WHAT IS REQUIRED
Please quote the material exactly, every line of it.

Start of DATASET EXCERPTS

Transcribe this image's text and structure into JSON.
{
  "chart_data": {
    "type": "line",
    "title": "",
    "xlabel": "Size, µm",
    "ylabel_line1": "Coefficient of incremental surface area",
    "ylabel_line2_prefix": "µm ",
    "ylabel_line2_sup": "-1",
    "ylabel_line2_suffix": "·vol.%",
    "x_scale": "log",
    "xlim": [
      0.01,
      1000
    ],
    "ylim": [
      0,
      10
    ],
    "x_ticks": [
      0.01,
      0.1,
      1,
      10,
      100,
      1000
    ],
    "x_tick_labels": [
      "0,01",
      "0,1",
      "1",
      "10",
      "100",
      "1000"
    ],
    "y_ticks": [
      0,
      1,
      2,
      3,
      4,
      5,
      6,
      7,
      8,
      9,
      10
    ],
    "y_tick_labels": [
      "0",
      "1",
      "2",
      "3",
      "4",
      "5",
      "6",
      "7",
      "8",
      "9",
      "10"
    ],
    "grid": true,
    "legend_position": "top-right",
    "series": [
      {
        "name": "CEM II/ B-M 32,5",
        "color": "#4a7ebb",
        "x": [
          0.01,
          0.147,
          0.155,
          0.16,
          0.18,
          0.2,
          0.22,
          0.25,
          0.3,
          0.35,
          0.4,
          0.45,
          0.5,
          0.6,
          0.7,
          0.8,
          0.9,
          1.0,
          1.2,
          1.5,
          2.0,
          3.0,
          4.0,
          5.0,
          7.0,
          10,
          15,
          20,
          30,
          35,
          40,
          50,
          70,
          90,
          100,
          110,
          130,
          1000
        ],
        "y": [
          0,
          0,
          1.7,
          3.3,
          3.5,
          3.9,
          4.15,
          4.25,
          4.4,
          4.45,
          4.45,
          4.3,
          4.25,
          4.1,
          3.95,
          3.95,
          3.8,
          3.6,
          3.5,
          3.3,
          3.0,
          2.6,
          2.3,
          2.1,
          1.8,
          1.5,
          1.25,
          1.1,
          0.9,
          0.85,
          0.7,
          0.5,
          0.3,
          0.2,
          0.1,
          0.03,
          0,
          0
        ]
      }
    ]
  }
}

End of DATASET EXCERPTS

COMPLETED TASK
Transcribe this image's text and structure into JSON.
{
  "chart_data": {
    "type": "line",
    "title": "",
    "xlabel": "Size, µm",
    "ylabel_line1": "Coefficient of incremental surface area",
    "ylabel_line2_prefix": "µm ",
    "ylabel_line2_sup": "-1",
    "ylabel_line2_suffix": "·vol.%",
    "x_scale": "log",
    "xlim": [
      0.01,
      1000
    ],
    "ylim": [
      0,
      10
    ],
    "x_ticks": [
      0.01,
      0.1,
      1,
      10,
      100,
      1000
    ],
    "x_tick_labels": [
      "0,01",
      "0,1",
      "1",
      "10",
      "100",
      "1000"
    ],
    "y_ticks": [
      0,
      1,
      2,
      3,
      4,
      5,
      6,
      7,
      8,
      9,
      10
    ],
    "y_tick_labels": [
      "0",
      "1",
      "2",
      "3",
      "4",
      "5",
      "6",
      "7",
      "8",
      "9",
      "10"
    ],
    "grid": true,
    "legend_position": "top-right",
    "series": [
      {
        "name": "CEM II/ B-M 32,5",
        "color": "#4a7ebb",
        "x": [
          0.01,
          0.147,
          0.155,
          0.16,
          0.18,
          0.2,
          0.22,
          0.25,
          0.3,
          0.35,
          0.4,
          0.45,
          0.5,
          0.6,
          0.7,
          0.8,
          0.9,
          1.0,
          1.2,
          1.5,
          2.0,
          3.0,
          4.0,
          5.0,
          7.0,
          10,
          15,
          20,
          30,
          35,
          40,
          50,
          70,
          90,
          100,
          110,
          130,
          1000
        ],
        "y": [
          0,
          0,
          1.7,
          3.3,
          3.5,
          3.9,
          4.15,
          4.25,
          4.4,
          4.45,
          4.45,
          4.3,
          4.25,
          4.1,
          3.95,
          3.95,
          3.8,
          3.6,
          3.5,
          3.3,
          3.0,
          2.6,
          2.3,
          2.1,
          1.8,
          1.5,
          1.25,
          1.1,
          0.9,
          0.85,
          0.7,
          0.5,
          0.3,
          0.2,
          0.1,
          0.03,
          0,
          0
        ]
      }
    ]
  }
}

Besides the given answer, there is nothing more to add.